***** Working data

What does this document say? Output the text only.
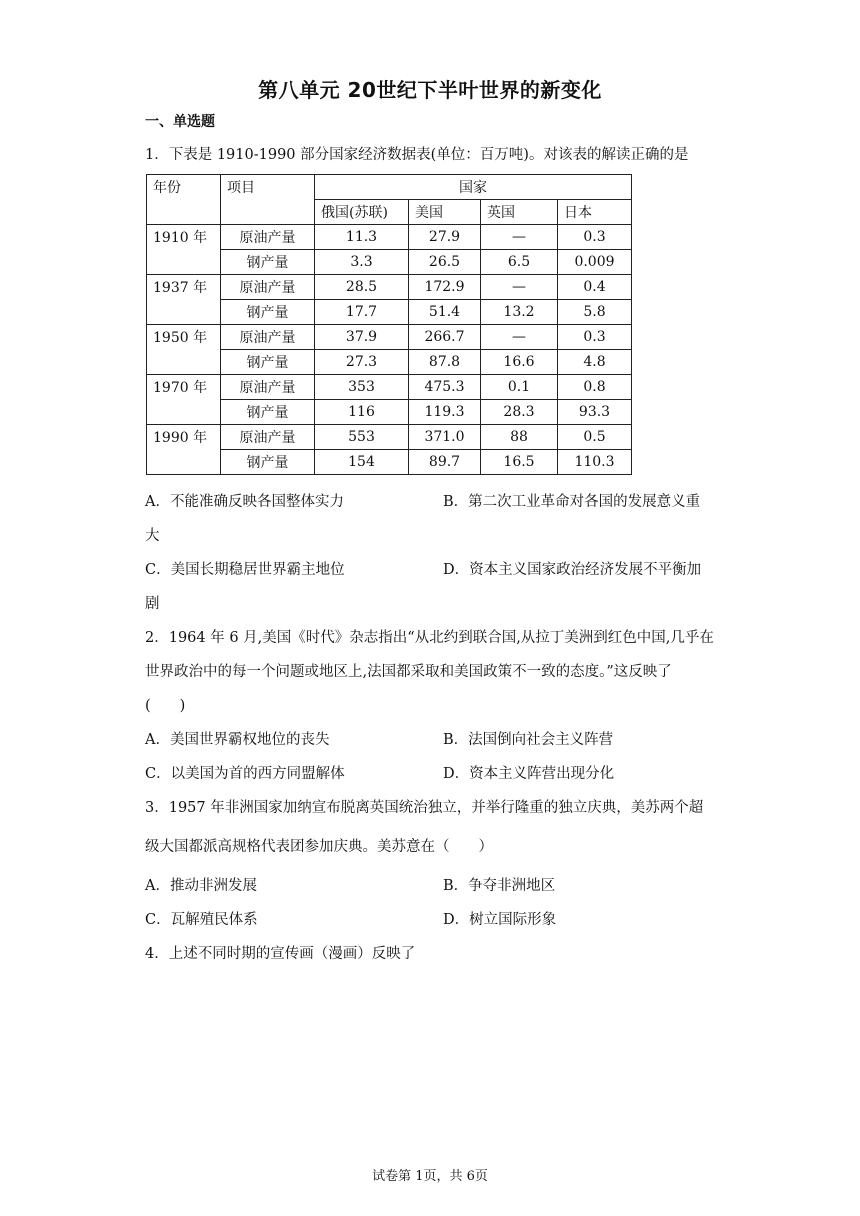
第八单元 20世纪下半叶世界的新变化
一、单选题
1．下表是 1910-1990 部分国家经济数据表(单位：百万吨)。对该表的解读正确的是
年份	项目	国家			
		俄国(苏联)	美国	英国	日本
1910 年	原油产量	11.3	27.9	—	0.3
	钢产量	3.3	26.5	6.5	0.009
1937 年	原油产量	28.5	172.9	—	0.4
	钢产量	17.7	51.4	13.2	5.8
1950 年	原油产量	37.9	266.7	—	0.3
	钢产量	27.3	87.8	16.6	4.8
1970 年	原油产量	353	475.3	0.1	0.8
	钢产量	116	119.3	28.3	93.3
1990 年	原油产量	553	371.0	88	0.5
	钢产量	154	89.7	16.5	110.3
A．不能准确反映各国整体实力	B．第二次工业革命对各国的发展意义重
大
C．美国长期稳居世界霸主地位	D．资本主义国家政治经济发展不平衡加
剧
2．1964 年 6 月,美国《时代》杂志指出“从北约到联合国,从拉丁美洲到红色中国,几乎在
世界政治中的每一个问题或地区上,法国都采取和美国政策不一致的态度。”这反映了
(　　)
A．美国世界霸权地位的丧失	B．法国倒向社会主义阵营
C．以美国为首的西方同盟解体	D．资本主义阵营出现分化
3．1957 年非洲国家加纳宣布脱离英国统治独立，并举行隆重的独立庆典，美苏两个超
级大国都派高规格代表团参加庆典。美苏意在（　　）
A．推动非洲发展	B．争夺非洲地区
C．瓦解殖民体系	D．树立国际形象
4．上述不同时期的宣传画（漫画）反映了
试卷第 1页，共 6页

**********

Write out the entries above word for word. Do not include the pictures.

The completed task:
What does this document say? Output the text only.
第八单元 20世纪下半叶世界的新变化
一、单选题
1．下表是 1910-1990 部分国家经济数据表(单位：百万吨)。对该表的解读正确的是
年份	项目	国家			
		俄国(苏联)	美国	英国	日本
1910 年	原油产量	11.3	27.9	—	0.3
	钢产量	3.3	26.5	6.5	0.009
1937 年	原油产量	28.5	172.9	—	0.4
	钢产量	17.7	51.4	13.2	5.8
1950 年	原油产量	37.9	266.7	—	0.3
	钢产量	27.3	87.8	16.6	4.8
1970 年	原油产量	353	475.3	0.1	0.8
	钢产量	116	119.3	28.3	93.3
1990 年	原油产量	553	371.0	88	0.5
	钢产量	154	89.7	16.5	110.3
A．不能准确反映各国整体实力	B．第二次工业革命对各国的发展意义重
大
C．美国长期稳居世界霸主地位	D．资本主义国家政治经济发展不平衡加
剧
2．1964 年 6 月,美国《时代》杂志指出“从北约到联合国,从拉丁美洲到红色中国,几乎在
世界政治中的每一个问题或地区上,法国都采取和美国政策不一致的态度。”这反映了
(　　)
A．美国世界霸权地位的丧失	B．法国倒向社会主义阵营
C．以美国为首的西方同盟解体	D．资本主义阵营出现分化
3．1957 年非洲国家加纳宣布脱离英国统治独立，并举行隆重的独立庆典，美苏两个超
级大国都派高规格代表团参加庆典。美苏意在（　　）
A．推动非洲发展	B．争夺非洲地区
C．瓦解殖民体系	D．树立国际形象
4．上述不同时期的宣传画（漫画）反映了
试卷第 1页，共 6页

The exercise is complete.